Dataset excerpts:
+ + + + + + +
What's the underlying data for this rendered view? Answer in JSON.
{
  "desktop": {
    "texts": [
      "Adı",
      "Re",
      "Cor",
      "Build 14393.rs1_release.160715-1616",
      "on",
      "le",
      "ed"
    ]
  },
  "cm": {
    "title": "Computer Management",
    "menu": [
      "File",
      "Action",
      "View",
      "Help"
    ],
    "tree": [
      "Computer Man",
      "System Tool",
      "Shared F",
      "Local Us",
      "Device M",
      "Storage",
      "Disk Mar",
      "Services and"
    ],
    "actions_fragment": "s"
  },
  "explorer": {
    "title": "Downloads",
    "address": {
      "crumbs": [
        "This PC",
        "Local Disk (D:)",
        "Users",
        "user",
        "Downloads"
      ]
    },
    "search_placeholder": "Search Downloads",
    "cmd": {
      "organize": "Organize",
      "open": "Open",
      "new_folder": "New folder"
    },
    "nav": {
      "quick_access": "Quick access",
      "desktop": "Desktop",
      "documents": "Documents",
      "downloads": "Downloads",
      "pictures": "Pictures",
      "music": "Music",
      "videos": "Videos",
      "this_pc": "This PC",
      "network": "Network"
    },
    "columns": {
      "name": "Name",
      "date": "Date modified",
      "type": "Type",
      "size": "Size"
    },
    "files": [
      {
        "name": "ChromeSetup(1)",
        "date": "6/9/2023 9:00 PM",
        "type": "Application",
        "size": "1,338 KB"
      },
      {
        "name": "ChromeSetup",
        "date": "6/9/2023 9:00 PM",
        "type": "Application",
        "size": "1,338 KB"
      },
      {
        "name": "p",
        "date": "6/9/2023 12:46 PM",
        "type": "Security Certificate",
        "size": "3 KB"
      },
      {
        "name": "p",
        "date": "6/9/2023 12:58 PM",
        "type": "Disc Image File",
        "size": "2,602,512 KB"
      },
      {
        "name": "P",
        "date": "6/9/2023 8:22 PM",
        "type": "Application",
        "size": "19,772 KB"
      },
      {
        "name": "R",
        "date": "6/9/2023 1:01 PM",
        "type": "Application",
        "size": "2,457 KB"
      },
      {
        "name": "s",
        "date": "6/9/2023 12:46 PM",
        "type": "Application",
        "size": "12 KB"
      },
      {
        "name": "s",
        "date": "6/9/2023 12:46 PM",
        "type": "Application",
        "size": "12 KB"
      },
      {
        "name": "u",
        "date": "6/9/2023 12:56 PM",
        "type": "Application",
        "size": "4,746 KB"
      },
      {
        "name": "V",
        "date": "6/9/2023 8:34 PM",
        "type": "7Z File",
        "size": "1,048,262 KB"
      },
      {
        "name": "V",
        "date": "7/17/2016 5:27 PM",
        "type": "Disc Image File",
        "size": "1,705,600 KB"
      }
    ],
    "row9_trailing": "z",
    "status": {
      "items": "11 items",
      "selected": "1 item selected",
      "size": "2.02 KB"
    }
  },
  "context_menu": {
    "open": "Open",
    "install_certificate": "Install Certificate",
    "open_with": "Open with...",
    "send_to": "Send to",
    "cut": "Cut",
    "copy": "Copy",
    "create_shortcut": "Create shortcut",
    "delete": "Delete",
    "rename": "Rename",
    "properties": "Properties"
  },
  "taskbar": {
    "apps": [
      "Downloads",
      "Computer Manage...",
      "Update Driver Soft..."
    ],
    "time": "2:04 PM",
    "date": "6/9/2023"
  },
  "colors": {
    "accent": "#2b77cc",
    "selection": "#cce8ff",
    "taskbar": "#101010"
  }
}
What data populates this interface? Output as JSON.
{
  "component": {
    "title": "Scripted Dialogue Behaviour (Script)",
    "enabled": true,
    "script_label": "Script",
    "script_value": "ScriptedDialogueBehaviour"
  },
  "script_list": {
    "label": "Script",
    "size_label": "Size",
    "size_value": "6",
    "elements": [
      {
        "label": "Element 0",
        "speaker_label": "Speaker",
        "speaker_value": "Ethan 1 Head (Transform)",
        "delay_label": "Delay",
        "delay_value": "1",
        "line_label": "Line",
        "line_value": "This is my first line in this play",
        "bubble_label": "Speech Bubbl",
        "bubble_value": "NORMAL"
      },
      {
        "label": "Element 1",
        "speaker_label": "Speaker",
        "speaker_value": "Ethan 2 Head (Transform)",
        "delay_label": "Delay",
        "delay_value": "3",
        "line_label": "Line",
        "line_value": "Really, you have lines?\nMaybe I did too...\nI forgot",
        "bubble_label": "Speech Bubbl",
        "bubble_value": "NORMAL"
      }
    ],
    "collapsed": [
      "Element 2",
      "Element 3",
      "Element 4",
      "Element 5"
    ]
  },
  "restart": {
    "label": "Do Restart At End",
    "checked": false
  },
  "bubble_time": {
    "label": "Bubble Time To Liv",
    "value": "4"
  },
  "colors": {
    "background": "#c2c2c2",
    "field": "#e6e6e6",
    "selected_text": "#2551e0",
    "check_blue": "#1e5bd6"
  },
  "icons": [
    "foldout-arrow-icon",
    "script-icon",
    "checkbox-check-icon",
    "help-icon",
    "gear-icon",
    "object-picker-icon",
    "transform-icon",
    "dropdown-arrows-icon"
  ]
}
+ + + + + + +
• _Problem statement_: In the entries above, how many lines hold the word "JSON"? State the number and nothing else.

• _Written reply_: 2